#### Short task:
Look below and pull out each line with the word "JSON".

════════

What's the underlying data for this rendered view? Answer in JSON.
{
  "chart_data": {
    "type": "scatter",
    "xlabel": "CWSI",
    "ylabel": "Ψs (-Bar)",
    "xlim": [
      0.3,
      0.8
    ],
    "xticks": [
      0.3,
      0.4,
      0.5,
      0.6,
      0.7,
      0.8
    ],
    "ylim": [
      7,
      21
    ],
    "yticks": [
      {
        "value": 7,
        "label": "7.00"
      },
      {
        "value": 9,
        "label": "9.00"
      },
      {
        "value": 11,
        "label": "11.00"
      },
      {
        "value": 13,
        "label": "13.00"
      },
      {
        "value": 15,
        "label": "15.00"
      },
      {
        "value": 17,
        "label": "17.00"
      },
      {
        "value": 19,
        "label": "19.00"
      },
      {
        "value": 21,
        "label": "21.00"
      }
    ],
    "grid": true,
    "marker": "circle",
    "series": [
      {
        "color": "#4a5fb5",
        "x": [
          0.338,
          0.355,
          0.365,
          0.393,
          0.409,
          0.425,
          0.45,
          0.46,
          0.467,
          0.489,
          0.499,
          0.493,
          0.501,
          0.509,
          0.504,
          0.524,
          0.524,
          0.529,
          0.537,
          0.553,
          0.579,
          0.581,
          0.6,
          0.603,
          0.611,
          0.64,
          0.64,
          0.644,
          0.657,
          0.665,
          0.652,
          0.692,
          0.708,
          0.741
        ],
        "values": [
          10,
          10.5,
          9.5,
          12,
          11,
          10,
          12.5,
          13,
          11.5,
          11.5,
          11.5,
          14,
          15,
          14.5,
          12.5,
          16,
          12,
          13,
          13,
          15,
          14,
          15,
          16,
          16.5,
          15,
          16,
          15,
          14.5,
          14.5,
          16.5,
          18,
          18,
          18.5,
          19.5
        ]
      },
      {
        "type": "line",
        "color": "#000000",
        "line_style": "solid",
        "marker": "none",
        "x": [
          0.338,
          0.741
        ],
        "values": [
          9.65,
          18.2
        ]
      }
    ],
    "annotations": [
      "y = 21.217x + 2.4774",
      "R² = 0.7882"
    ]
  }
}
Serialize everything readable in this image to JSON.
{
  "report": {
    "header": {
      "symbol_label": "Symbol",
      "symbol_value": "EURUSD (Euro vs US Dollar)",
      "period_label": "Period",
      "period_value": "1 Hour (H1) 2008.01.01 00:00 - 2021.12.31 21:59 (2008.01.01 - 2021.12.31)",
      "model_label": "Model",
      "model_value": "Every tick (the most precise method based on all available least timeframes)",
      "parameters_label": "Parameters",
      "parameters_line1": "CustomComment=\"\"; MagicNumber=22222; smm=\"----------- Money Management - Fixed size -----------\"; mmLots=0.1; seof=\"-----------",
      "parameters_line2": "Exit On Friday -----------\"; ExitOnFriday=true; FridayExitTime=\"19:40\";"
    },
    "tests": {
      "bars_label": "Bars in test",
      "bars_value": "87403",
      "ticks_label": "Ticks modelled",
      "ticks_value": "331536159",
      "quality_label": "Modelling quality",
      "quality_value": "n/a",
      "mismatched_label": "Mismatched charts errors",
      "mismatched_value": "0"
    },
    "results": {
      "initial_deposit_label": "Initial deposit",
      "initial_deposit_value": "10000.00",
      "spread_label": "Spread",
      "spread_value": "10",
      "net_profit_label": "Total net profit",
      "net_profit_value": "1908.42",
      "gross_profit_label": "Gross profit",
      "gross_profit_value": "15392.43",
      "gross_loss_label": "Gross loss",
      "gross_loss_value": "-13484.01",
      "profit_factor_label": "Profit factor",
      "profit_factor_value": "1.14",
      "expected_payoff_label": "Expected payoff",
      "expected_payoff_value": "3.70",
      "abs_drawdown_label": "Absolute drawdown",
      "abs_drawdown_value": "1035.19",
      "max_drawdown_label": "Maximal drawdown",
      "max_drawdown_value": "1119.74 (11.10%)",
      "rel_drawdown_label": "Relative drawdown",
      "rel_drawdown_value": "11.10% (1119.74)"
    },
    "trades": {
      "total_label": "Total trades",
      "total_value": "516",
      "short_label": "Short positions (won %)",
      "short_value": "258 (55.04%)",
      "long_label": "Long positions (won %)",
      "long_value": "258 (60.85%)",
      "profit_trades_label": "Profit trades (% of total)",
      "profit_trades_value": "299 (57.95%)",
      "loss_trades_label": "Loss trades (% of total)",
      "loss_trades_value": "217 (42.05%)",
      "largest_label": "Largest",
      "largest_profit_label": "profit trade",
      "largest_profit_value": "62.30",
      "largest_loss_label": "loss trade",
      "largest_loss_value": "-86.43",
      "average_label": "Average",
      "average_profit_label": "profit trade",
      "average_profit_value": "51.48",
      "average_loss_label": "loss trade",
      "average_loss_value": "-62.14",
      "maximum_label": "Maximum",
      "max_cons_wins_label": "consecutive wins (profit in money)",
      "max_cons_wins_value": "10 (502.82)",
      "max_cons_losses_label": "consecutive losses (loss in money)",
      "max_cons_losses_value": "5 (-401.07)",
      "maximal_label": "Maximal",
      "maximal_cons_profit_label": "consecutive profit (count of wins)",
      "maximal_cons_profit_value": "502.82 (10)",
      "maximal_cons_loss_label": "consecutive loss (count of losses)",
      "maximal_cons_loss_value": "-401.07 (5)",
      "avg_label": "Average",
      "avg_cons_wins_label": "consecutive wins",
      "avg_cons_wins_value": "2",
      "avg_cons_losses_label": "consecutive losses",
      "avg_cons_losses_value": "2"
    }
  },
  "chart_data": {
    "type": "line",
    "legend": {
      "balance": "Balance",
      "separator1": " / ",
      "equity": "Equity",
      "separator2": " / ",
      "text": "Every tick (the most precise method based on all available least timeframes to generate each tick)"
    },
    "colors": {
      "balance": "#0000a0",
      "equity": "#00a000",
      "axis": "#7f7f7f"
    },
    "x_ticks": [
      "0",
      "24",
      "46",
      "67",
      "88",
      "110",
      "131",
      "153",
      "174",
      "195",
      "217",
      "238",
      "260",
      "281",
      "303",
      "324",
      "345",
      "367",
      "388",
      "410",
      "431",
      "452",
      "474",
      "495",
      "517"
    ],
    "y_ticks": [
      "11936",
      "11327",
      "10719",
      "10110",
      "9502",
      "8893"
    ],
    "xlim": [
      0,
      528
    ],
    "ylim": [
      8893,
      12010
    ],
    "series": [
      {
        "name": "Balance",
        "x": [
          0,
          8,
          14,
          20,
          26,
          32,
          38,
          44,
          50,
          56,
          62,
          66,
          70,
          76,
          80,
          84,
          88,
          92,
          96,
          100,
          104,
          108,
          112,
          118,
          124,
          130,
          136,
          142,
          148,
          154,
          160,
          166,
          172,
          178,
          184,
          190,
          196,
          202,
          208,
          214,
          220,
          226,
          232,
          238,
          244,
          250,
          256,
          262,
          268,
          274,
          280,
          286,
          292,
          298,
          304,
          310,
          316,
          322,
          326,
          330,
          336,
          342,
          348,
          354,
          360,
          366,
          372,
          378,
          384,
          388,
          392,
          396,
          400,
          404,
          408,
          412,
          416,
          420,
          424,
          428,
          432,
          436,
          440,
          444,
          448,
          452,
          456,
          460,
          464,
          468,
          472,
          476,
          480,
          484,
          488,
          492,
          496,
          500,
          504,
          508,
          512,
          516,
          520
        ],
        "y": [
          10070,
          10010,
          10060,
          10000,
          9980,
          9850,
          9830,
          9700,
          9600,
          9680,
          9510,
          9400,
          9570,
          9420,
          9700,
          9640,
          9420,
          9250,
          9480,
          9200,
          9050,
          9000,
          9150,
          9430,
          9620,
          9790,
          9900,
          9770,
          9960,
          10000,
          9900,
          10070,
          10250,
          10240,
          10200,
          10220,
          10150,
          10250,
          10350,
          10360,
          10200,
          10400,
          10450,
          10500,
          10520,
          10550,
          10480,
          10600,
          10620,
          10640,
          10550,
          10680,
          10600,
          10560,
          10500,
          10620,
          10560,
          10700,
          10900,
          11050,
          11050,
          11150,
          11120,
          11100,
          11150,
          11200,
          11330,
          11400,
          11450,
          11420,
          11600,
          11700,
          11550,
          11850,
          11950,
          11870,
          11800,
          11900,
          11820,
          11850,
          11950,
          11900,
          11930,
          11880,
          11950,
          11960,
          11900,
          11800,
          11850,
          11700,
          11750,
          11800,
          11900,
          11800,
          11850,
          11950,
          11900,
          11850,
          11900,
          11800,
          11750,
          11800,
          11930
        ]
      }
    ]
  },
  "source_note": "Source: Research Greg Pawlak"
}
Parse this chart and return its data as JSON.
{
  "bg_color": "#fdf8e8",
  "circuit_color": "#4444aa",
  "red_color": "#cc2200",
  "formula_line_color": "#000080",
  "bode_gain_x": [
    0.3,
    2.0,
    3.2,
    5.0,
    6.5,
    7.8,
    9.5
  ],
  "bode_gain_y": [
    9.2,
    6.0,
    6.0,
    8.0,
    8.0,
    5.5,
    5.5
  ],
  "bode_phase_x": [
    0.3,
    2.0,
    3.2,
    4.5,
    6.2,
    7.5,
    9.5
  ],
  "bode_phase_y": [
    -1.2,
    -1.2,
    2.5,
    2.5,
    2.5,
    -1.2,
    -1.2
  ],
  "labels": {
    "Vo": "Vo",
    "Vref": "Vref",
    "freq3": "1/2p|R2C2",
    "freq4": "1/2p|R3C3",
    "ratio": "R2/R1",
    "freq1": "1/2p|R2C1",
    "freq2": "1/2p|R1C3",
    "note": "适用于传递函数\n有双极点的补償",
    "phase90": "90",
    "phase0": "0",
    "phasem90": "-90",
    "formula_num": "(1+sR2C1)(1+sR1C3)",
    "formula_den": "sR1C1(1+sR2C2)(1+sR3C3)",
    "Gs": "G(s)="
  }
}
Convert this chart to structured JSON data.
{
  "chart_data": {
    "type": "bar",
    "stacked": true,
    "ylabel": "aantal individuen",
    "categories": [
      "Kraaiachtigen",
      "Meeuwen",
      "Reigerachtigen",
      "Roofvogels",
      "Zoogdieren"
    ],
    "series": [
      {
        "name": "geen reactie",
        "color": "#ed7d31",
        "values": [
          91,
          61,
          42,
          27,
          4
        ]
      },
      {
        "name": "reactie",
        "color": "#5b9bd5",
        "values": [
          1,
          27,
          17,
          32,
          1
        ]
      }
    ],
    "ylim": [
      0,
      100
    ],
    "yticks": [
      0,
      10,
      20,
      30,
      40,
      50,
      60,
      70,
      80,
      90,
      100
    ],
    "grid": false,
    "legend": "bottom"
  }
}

════════

#### Output for this exercise:
What's the underlying data for this rendered view? Answer in JSON.
Serialize everything readable in this image to JSON.
Parse this chart and return its data as JSON.
Convert this chart to structured JSON data.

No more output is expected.